::: PROVIDED INFORMATION
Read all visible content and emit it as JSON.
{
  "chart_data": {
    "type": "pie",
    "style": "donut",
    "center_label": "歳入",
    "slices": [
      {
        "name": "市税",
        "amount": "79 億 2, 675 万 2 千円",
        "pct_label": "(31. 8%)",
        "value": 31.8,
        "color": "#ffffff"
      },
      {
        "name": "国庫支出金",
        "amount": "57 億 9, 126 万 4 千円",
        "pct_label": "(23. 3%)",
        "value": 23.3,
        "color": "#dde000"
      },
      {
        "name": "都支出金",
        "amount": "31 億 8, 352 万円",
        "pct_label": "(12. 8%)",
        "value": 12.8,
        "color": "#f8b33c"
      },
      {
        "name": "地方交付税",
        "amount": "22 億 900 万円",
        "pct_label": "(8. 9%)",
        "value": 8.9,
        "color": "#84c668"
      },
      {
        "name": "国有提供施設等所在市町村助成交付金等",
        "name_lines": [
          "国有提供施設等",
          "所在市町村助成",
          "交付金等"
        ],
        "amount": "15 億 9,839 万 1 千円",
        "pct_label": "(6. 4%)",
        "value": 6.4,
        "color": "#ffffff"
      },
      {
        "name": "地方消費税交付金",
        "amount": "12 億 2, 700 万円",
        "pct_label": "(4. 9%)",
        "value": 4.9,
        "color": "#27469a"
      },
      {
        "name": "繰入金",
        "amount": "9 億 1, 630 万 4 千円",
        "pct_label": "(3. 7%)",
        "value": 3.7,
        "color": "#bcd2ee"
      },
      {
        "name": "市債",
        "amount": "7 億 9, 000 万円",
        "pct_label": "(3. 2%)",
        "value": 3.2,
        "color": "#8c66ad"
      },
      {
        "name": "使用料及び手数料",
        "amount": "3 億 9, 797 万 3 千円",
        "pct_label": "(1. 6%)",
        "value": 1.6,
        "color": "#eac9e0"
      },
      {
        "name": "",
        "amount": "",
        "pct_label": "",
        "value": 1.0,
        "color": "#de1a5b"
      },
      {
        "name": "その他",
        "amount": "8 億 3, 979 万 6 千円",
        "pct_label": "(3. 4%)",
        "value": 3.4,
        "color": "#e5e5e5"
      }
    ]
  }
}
::::::
# TASK TO CARRY OUT:
In the material above, find each line that contains the word "color", and select it.

# TASK RESPONSE:
        "color": "#ffffff"
        "color": "#dde000"
        "color": "#f8b33c"
        "color": "#84c668"
        "color": "#ffffff"
        "color": "#27469a"
        "color": "#bcd2ee"
        "color": "#8c66ad"
        "color": "#eac9e0"
        "color": "#de1a5b"
        "color": "#e5e5e5"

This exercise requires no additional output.